Region annotation items
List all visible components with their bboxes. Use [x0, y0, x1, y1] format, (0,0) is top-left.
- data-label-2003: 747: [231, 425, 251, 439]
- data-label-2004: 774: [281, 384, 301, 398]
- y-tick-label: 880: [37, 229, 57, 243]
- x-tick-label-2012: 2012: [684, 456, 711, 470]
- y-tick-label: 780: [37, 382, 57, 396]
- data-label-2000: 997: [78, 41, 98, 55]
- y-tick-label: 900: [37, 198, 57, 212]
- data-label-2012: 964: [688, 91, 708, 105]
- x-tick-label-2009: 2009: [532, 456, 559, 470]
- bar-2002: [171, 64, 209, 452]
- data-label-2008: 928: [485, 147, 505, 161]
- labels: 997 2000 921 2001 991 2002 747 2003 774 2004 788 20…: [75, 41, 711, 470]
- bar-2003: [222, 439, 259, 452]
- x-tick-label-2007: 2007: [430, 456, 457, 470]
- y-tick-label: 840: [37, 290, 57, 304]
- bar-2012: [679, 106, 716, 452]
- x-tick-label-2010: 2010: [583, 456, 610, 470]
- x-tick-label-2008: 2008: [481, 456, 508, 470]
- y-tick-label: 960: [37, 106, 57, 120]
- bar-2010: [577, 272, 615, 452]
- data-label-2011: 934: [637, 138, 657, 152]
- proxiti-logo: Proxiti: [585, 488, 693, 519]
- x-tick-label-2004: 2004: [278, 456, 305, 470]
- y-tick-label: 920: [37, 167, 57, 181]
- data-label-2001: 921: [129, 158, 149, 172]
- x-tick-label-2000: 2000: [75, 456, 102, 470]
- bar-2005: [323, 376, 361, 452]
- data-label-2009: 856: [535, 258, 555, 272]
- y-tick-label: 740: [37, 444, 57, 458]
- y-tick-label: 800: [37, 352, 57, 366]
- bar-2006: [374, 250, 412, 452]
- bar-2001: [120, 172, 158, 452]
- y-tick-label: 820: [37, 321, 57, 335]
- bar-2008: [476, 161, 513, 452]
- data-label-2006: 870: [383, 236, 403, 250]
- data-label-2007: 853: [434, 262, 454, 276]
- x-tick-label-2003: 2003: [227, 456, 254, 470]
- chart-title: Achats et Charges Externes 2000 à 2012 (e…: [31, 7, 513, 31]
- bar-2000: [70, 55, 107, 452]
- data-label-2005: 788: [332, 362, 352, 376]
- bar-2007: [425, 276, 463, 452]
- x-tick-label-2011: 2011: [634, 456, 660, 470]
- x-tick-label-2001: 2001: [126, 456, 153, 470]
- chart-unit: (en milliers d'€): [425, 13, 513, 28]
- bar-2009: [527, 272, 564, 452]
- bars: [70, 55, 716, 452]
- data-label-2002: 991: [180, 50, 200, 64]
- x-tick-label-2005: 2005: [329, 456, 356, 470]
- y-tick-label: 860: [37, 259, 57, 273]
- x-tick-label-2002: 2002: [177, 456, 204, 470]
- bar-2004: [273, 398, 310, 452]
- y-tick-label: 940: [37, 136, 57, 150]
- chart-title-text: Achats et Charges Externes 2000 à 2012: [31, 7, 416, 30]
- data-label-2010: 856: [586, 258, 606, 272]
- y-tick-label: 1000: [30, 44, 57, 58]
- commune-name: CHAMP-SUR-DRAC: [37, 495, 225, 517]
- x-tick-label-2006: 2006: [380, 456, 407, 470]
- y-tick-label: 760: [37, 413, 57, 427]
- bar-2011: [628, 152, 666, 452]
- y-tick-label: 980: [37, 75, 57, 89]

Task to carry out: Print every line of the items above unchanged, from the first through the last.

Exercise result:
List all visible components with their bboxes. Use [x0, y0, x1, y1] format, (0,0) is top-left.
- data-label-2003: 747: [231, 425, 251, 439]
- data-label-2004: 774: [281, 384, 301, 398]
- y-tick-label: 880: [37, 229, 57, 243]
- x-tick-label-2012: 2012: [684, 456, 711, 470]
- y-tick-label: 780: [37, 382, 57, 396]
- data-label-2000: 997: [78, 41, 98, 55]
- y-tick-label: 900: [37, 198, 57, 212]
- data-label-2012: 964: [688, 91, 708, 105]
- x-tick-label-2009: 2009: [532, 456, 559, 470]
- bar-2002: [171, 64, 209, 452]
- data-label-2008: 928: [485, 147, 505, 161]
- labels: 997 2000 921 2001 991 2002 747 2003 774 2004 788 20…: [75, 41, 711, 470]
- bar-2003: [222, 439, 259, 452]
- x-tick-label-2007: 2007: [430, 456, 457, 470]
- y-tick-label: 840: [37, 290, 57, 304]
- bar-2012: [679, 106, 716, 452]
- x-tick-label-2010: 2010: [583, 456, 610, 470]
- x-tick-label-2008: 2008: [481, 456, 508, 470]
- y-tick-label: 960: [37, 106, 57, 120]
- bar-2010: [577, 272, 615, 452]
- data-label-2011: 934: [637, 138, 657, 152]
- proxiti-logo: Proxiti: [585, 488, 693, 519]
- x-tick-label-2004: 2004: [278, 456, 305, 470]
- y-tick-label: 920: [37, 167, 57, 181]
- data-label-2001: 921: [129, 158, 149, 172]
- x-tick-label-2000: 2000: [75, 456, 102, 470]
- bar-2005: [323, 376, 361, 452]
- data-label-2009: 856: [535, 258, 555, 272]
- y-tick-label: 740: [37, 444, 57, 458]
- y-tick-label: 800: [37, 352, 57, 366]
- bar-2006: [374, 250, 412, 452]
- bar-2001: [120, 172, 158, 452]
- y-tick-label: 820: [37, 321, 57, 335]
- bar-2008: [476, 161, 513, 452]
- data-label-2006: 870: [383, 236, 403, 250]
- data-label-2007: 853: [434, 262, 454, 276]
- x-tick-label-2003: 2003: [227, 456, 254, 470]
- chart-title: Achats et Charges Externes 2000 à 2012 (e…: [31, 7, 513, 31]
- bar-2000: [70, 55, 107, 452]
- data-label-2005: 788: [332, 362, 352, 376]
- bar-2007: [425, 276, 463, 452]
- x-tick-label-2011: 2011: [634, 456, 660, 470]
- x-tick-label-2001: 2001: [126, 456, 153, 470]
- chart-unit: (en milliers d'€): [425, 13, 513, 28]
- bar-2009: [527, 272, 564, 452]
- bars: [70, 55, 716, 452]
- data-label-2002: 991: [180, 50, 200, 64]
- x-tick-label-2005: 2005: [329, 456, 356, 470]
- y-tick-label: 860: [37, 259, 57, 273]
- x-tick-label-2002: 2002: [177, 456, 204, 470]
- bar-2004: [273, 398, 310, 452]
- y-tick-label: 940: [37, 136, 57, 150]
- chart-title-text: Achats et Charges Externes 2000 à 2012: [31, 7, 416, 30]
- data-label-2010: 856: [586, 258, 606, 272]
- y-tick-label: 1000: [30, 44, 57, 58]
- commune-name: CHAMP-SUR-DRAC: [37, 495, 225, 517]
- x-tick-label-2006: 2006: [380, 456, 407, 470]
- y-tick-label: 760: [37, 413, 57, 427]
- bar-2011: [628, 152, 666, 452]
- y-tick-label: 980: [37, 75, 57, 89]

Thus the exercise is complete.